What is expected: What is the count of lines that hold the word "Solution社"? Give only the number.

Dataset:
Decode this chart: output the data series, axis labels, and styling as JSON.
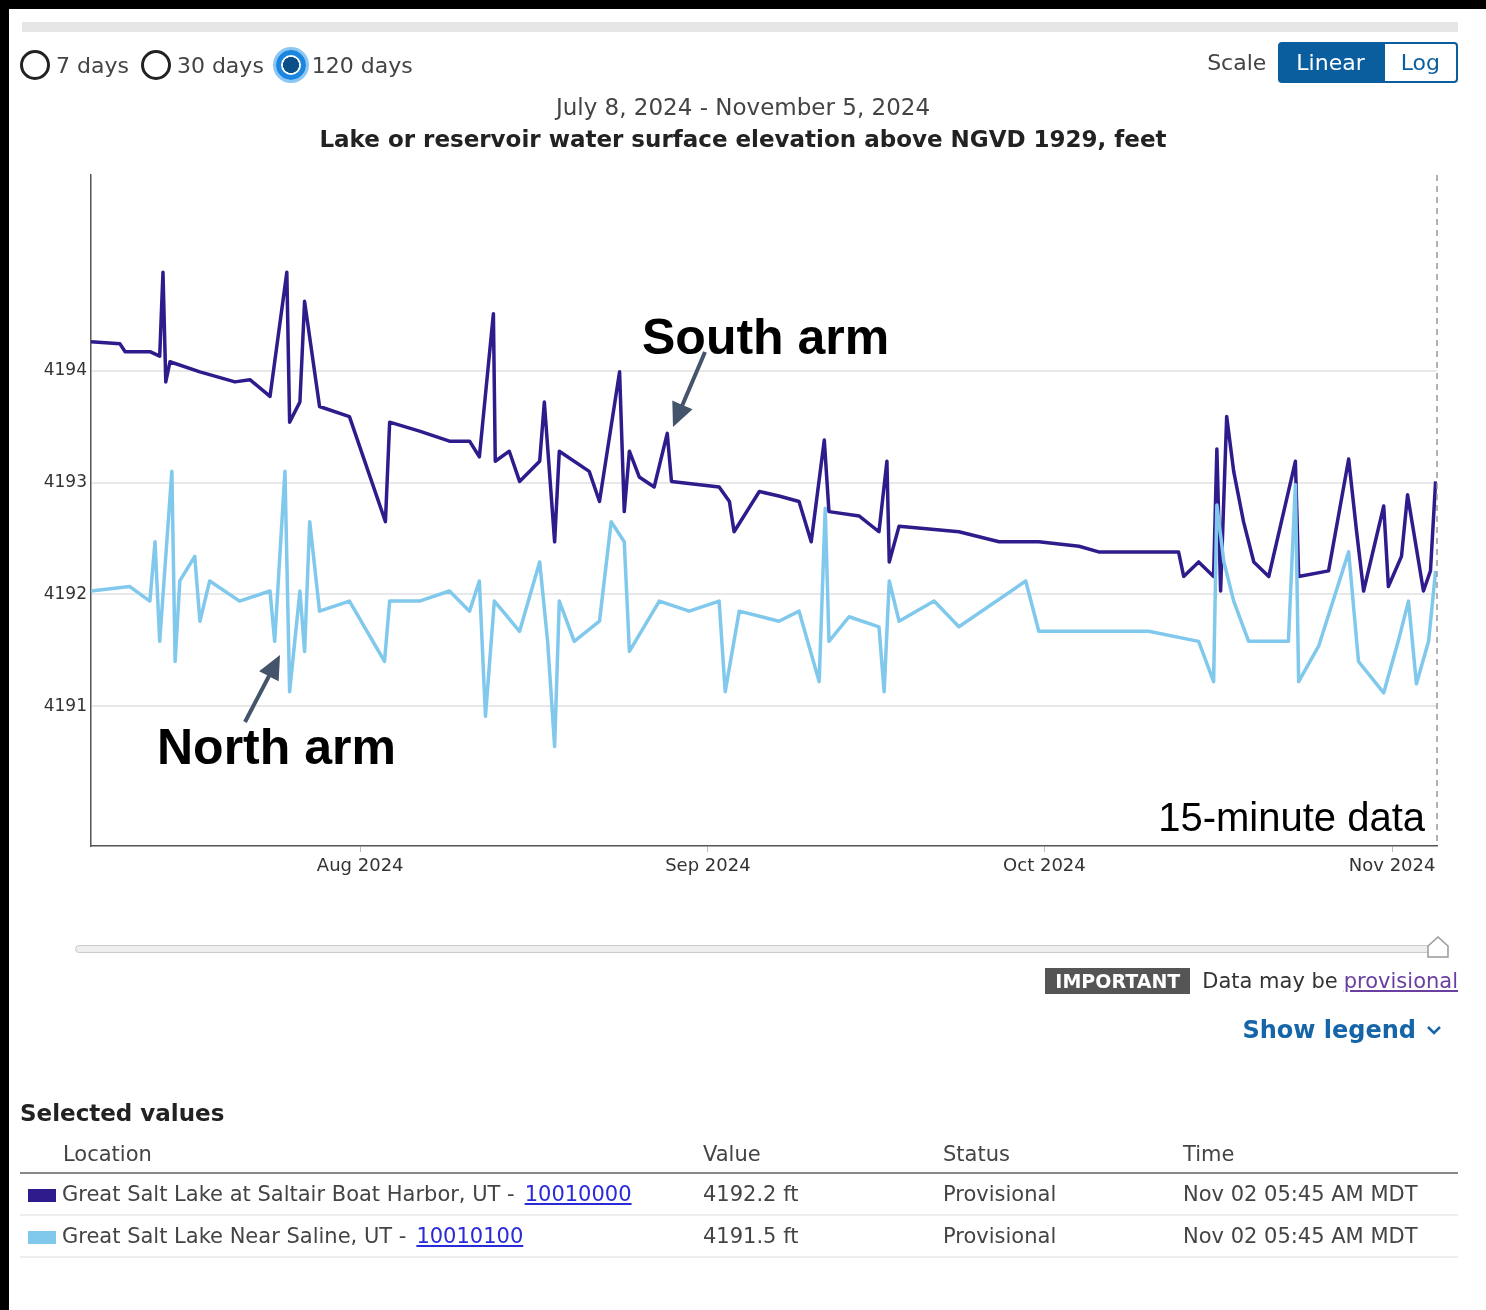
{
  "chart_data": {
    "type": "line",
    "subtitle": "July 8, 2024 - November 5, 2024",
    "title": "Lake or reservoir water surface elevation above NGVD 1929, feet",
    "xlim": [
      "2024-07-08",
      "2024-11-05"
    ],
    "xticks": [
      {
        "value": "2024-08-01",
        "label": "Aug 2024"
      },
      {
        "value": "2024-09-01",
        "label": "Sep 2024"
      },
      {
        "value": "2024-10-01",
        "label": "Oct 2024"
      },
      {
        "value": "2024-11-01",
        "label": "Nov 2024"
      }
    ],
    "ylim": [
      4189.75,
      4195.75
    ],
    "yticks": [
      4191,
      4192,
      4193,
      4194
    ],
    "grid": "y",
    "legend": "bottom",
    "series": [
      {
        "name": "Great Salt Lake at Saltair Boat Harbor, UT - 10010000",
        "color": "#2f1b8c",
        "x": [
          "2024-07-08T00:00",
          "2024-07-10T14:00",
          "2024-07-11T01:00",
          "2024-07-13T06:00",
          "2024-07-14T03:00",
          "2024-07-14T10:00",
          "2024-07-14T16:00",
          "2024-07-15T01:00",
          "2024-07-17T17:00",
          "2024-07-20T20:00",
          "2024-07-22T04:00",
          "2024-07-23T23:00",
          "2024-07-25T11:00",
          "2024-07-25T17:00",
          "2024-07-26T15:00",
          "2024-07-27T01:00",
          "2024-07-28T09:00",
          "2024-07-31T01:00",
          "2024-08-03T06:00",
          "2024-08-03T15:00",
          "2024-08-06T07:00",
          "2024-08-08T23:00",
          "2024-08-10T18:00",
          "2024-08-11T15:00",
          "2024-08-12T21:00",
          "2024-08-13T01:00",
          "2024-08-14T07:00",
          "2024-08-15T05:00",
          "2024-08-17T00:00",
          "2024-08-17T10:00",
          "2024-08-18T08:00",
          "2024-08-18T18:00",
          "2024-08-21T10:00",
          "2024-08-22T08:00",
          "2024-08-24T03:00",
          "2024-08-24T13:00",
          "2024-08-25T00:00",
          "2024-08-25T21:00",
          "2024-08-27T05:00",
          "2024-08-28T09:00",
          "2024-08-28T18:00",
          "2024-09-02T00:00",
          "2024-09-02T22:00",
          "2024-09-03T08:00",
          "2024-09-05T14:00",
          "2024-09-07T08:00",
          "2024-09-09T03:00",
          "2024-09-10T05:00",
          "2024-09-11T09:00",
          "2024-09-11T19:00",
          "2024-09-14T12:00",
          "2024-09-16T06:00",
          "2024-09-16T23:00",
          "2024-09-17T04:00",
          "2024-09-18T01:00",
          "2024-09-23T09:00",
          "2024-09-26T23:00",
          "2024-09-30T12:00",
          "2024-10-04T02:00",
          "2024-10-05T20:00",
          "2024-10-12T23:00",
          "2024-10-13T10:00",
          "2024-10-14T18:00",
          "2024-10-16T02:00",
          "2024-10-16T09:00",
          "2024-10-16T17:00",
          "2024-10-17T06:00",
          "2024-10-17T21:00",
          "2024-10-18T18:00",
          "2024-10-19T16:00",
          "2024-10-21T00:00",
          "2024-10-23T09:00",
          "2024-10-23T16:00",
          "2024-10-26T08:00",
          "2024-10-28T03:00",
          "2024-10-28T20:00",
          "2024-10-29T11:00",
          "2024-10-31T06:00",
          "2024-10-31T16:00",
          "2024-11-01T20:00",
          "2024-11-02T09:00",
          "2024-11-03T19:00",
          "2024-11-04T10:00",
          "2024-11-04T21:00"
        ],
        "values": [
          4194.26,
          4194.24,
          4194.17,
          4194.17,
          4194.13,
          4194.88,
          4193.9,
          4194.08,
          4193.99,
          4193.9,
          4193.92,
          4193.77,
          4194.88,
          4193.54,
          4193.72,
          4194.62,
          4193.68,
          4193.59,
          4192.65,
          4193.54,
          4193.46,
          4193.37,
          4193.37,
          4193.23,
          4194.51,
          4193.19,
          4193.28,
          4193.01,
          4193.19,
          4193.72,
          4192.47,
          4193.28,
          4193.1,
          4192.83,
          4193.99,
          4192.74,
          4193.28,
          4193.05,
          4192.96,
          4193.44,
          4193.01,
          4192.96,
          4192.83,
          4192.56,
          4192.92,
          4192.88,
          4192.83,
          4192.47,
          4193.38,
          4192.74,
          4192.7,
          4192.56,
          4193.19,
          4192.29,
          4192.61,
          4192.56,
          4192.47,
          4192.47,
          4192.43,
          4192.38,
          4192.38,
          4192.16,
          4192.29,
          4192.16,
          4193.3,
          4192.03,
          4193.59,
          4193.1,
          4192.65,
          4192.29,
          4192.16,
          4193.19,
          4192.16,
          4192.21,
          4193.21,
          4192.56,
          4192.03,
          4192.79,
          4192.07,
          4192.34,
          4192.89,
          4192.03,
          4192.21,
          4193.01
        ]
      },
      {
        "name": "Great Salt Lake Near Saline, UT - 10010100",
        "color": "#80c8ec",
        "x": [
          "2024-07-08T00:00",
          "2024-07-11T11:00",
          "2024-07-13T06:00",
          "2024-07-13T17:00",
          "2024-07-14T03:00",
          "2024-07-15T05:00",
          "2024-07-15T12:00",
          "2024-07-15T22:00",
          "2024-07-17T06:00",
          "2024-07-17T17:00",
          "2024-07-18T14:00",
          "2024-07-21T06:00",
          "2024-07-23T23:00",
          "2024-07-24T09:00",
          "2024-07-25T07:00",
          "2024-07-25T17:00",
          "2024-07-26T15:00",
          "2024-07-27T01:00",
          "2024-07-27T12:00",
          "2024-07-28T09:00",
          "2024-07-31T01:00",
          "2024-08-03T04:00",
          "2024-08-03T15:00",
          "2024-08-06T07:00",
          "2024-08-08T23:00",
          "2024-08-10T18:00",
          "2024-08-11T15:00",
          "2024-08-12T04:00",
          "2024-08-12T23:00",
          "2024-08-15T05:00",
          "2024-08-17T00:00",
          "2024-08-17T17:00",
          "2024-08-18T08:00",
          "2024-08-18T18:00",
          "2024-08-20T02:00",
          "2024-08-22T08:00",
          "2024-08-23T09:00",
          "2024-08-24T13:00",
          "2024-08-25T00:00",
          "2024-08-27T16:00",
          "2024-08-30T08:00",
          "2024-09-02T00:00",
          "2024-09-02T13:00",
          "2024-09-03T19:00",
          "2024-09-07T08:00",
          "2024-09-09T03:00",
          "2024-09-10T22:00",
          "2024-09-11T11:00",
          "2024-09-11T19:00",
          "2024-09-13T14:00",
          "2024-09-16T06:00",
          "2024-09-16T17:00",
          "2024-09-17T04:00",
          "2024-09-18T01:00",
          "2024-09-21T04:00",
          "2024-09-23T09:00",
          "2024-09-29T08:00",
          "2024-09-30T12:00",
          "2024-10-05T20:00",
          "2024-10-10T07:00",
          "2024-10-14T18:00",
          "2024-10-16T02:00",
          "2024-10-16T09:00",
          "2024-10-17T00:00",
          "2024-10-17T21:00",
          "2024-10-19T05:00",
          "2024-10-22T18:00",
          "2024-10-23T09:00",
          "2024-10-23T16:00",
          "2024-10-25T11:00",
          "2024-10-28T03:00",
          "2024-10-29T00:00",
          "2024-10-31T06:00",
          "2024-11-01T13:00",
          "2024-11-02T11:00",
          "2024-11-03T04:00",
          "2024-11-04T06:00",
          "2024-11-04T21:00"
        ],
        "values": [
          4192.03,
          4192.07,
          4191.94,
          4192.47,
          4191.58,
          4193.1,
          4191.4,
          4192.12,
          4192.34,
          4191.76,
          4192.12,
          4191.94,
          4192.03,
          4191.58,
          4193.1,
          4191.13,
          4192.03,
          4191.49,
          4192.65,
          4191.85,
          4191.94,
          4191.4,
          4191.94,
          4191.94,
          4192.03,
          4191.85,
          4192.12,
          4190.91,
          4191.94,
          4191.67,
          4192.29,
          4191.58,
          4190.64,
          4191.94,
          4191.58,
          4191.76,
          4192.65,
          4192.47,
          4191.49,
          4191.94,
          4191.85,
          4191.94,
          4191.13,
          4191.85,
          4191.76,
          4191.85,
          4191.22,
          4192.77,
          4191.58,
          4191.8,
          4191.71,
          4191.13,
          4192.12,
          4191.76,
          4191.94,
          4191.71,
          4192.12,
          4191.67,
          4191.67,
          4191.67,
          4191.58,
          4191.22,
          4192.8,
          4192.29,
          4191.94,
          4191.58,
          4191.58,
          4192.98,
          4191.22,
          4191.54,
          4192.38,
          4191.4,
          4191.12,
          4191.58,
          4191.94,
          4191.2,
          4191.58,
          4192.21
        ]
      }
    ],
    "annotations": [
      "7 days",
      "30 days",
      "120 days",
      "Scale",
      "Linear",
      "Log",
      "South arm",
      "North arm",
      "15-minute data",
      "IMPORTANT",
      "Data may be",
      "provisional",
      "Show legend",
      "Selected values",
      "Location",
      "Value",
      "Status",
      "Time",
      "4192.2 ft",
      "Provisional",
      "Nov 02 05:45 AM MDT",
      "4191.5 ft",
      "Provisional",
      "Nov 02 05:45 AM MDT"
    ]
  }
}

--

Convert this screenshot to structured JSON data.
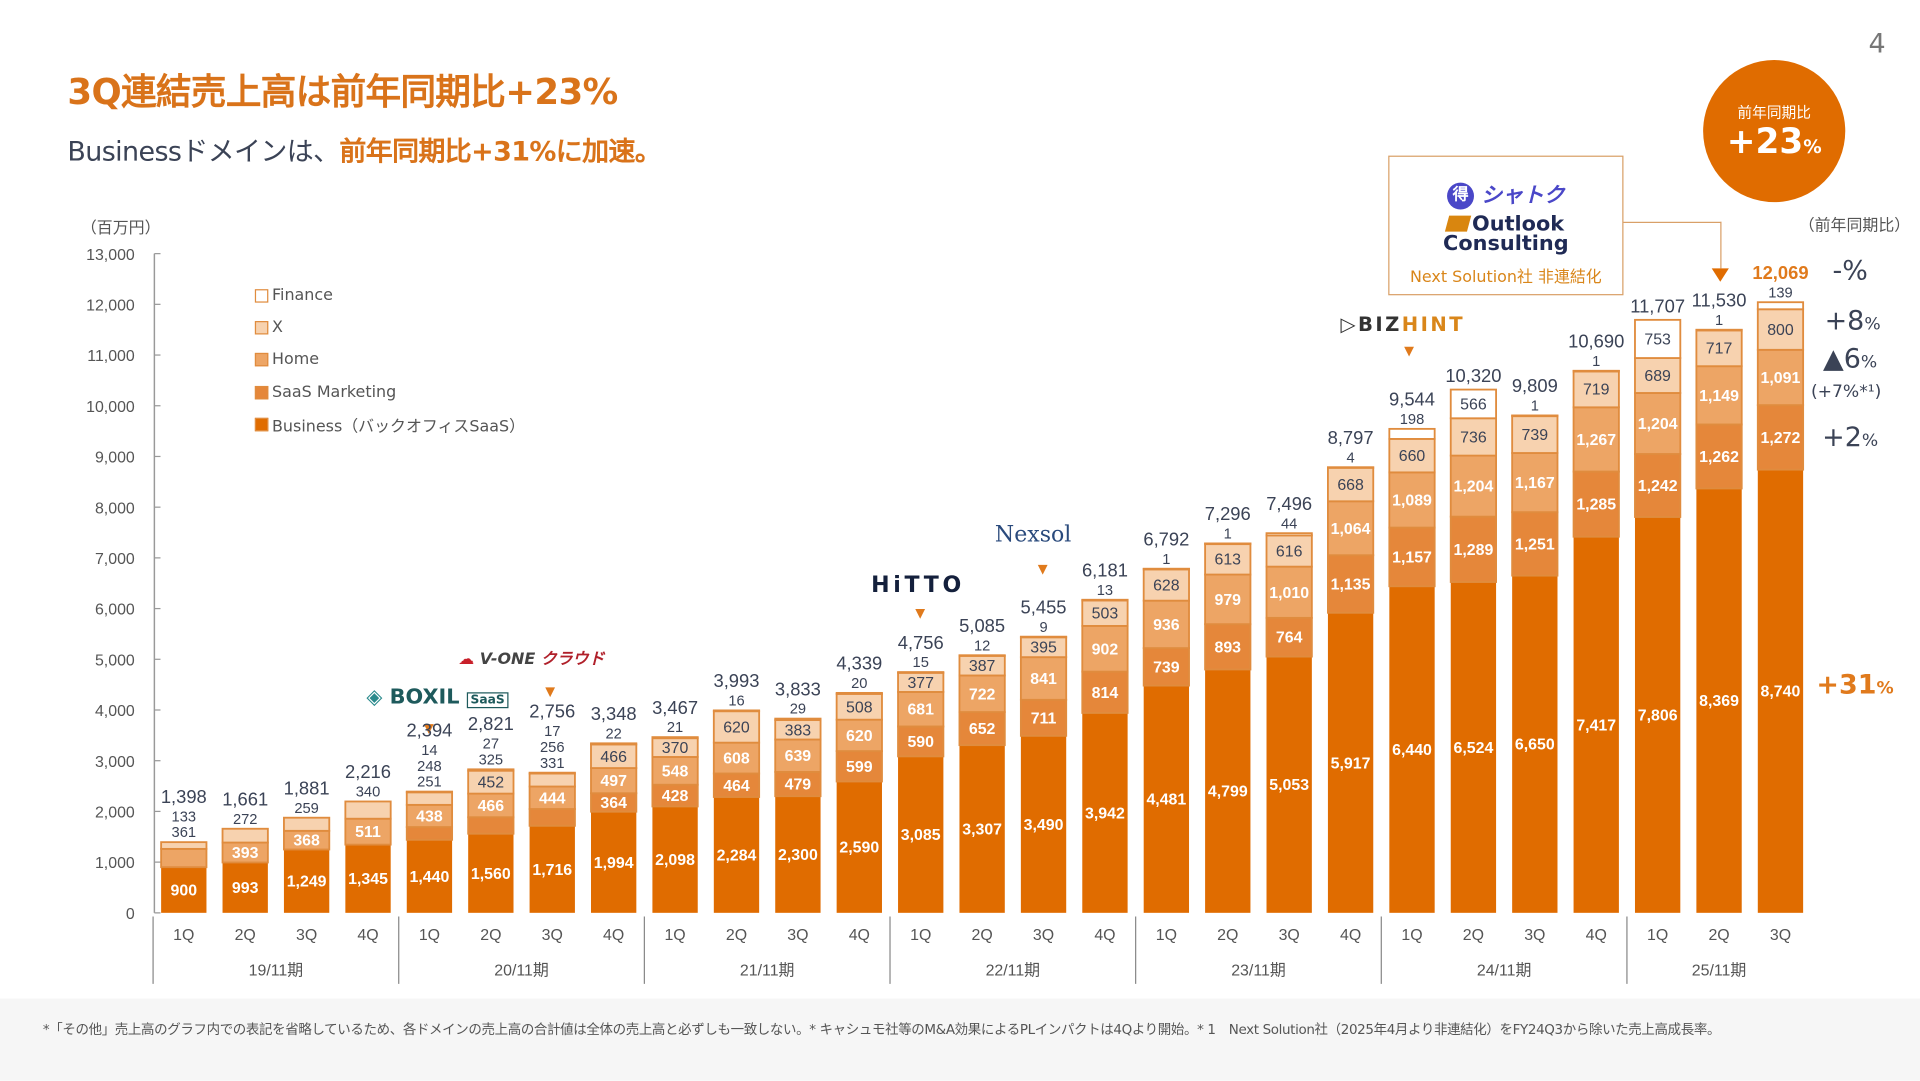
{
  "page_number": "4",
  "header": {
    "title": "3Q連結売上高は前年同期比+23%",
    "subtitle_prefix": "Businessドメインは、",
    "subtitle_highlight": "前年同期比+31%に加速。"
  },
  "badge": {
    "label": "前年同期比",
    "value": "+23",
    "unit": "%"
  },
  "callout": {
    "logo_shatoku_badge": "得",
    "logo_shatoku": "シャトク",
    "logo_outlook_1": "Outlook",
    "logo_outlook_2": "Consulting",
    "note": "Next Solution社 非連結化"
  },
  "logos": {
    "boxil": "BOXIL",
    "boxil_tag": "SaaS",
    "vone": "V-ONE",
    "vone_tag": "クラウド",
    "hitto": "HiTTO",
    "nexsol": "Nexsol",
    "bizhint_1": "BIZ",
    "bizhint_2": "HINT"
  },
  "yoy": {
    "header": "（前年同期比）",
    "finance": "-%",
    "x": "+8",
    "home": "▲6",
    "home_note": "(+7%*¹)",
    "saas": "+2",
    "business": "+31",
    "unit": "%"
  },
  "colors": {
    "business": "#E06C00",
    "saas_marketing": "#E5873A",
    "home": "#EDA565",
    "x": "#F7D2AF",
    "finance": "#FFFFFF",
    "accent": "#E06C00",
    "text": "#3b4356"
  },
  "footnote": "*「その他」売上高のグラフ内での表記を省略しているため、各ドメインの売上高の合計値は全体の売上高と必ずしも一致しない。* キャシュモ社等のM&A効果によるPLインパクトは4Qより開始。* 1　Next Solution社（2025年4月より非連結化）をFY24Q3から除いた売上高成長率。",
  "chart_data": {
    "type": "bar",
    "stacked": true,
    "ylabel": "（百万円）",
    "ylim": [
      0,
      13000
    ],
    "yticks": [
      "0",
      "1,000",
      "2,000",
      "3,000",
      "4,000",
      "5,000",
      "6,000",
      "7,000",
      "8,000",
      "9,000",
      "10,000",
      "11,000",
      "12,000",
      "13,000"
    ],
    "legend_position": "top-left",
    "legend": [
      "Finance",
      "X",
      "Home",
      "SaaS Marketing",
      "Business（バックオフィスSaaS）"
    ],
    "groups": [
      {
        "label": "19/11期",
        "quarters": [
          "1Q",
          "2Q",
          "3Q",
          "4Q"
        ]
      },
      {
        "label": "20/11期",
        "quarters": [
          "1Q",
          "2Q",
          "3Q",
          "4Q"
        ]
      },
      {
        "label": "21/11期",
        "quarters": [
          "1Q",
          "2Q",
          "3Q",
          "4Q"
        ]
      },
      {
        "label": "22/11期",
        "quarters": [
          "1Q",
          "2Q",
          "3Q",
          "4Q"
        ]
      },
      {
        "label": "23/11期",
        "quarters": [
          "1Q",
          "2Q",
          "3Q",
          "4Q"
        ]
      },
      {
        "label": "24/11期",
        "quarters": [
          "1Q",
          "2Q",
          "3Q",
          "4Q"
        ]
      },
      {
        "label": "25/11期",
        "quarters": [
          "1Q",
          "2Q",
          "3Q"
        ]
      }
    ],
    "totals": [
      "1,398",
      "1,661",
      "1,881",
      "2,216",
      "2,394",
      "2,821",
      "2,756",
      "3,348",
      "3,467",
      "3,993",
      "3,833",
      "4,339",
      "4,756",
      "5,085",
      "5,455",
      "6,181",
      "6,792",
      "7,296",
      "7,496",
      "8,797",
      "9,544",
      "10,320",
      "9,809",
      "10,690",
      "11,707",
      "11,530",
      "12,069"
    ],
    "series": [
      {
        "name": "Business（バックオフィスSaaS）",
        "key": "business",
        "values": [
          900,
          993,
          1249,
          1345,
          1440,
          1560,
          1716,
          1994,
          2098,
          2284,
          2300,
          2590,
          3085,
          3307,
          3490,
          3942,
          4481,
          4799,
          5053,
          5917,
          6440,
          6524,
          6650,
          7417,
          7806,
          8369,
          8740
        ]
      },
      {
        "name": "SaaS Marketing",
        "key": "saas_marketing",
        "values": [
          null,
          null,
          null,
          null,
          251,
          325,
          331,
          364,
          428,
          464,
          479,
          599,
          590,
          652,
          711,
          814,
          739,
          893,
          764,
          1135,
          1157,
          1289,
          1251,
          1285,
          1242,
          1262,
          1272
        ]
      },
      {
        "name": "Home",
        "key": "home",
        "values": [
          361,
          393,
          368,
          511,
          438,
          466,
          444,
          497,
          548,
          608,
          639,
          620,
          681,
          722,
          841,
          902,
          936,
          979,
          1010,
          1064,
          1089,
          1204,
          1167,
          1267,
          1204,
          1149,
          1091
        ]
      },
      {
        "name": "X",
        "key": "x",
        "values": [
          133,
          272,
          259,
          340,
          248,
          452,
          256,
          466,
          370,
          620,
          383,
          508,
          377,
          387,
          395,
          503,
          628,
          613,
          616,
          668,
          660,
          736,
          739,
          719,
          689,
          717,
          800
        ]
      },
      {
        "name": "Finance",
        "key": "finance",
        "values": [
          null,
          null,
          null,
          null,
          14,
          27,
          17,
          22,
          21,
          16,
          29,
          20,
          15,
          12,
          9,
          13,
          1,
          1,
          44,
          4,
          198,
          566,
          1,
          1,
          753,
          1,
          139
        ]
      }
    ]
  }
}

Worked answer: 2